_УСЛОВИЕ ЗАДАЧИ 1_
Согласуются ли с текстом о Тургеневе утверждения (а) «Идея „Обедов пяти“ принадлежала Тургеневу», (б) «Тургенев водил соотечественников в ресторанчик в Латинском квартале» и (в) «Участники „Обедов пяти“ собирались практически ежемесячно начиная с 1863 года»? Для каждого ответьте «да» или «нет» и дословно приведите решающие слова текста.
_УСЛОВИЕ ЗАДАЧИ 2_
Продублируйте без изменений отрывок текста о Тургеневе от слов «Перебравшись жить в» до слов «закуску, зернистую икру.».

_ДОКУМЕНТ_
↓

Перебравшись жить в Европу, Тургенев всегда принимал в своем доме друзей и знакомых. Почти никто не знал отказа в его гостеприимстве. Он полюбил один скромный ресторанчик в Латинском квартале. В нем, по преданию, обедали Жорж Санд, Гейне и другие знаменитости. Иван Сергеевич с удовольствием водил в него соотечественников - Репина, Поленова, Фета и многих других. Повар торжественно приносил рыбу и, как принято, показывал сперва хозяину стола - Тургеневу. А тот обязательно заказывал свою любимую закуску, зернистую икру.
В Париже Тургенев с удовольствием принимал участие в известных «Обедах пяти». Идея обедов принадлежала Флоберу.
Практически ежемесячно, начиная с 1863-го, на эти холостяцкие пирушки собирались Флобер, Золя, Доде, Гонкур и Тургенев. Нашему гению отводилась главная роль.

↑

_СОБРАННЫЙ МАТЕРИАЛ_
↓

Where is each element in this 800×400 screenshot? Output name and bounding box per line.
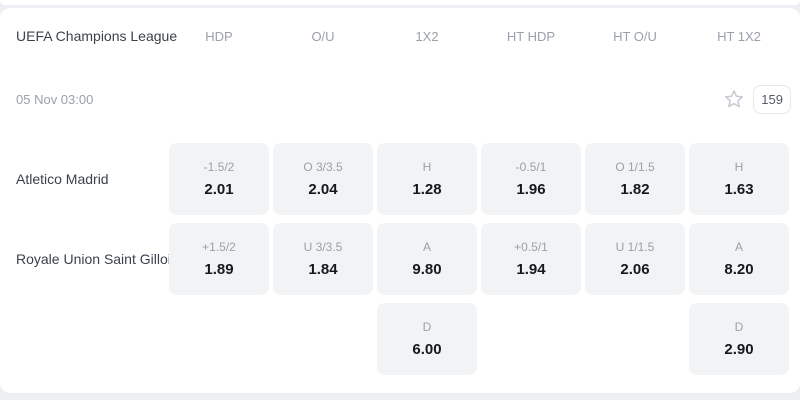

↑

_РЕЗУЛЬТАТ ВЫПОЛНЕНИЯ 1_
(а) Нет: «Идея обедов принадлежала Флоберу».
(б) Да: «Иван Сергеевич с удовольствием водил в него соотечественников».
(в) Да: «Практически ежемесячно, начиная с 1863-го, на эти холостяцкие пирушки собирались Флобер, Золя, Доде, Гонкур и Тургенев».

_РЕЗУЛЬТАТ ВЫПОЛНЕНИЯ 2_
Перебравшись жить в Европу, Тургенев всегда принимал в своем доме друзей и знакомых. Почти никто не знал отказа в его гостеприимстве. Он полюбил один скромный ресторанчик в Латинском квартале. В нем, по преданию, обедали Жорж Санд, Гейне и другие знаменитости. Иван Сергеевич с удовольствием водил в него соотечественников - Репина, Поленова, Фета и многих других. Повар торжественно приносил рыбу и, как принято, показывал сперва хозяину стола - Тургеневу. А тот обязательно заказывал свою любимую закуску, зернистую икру.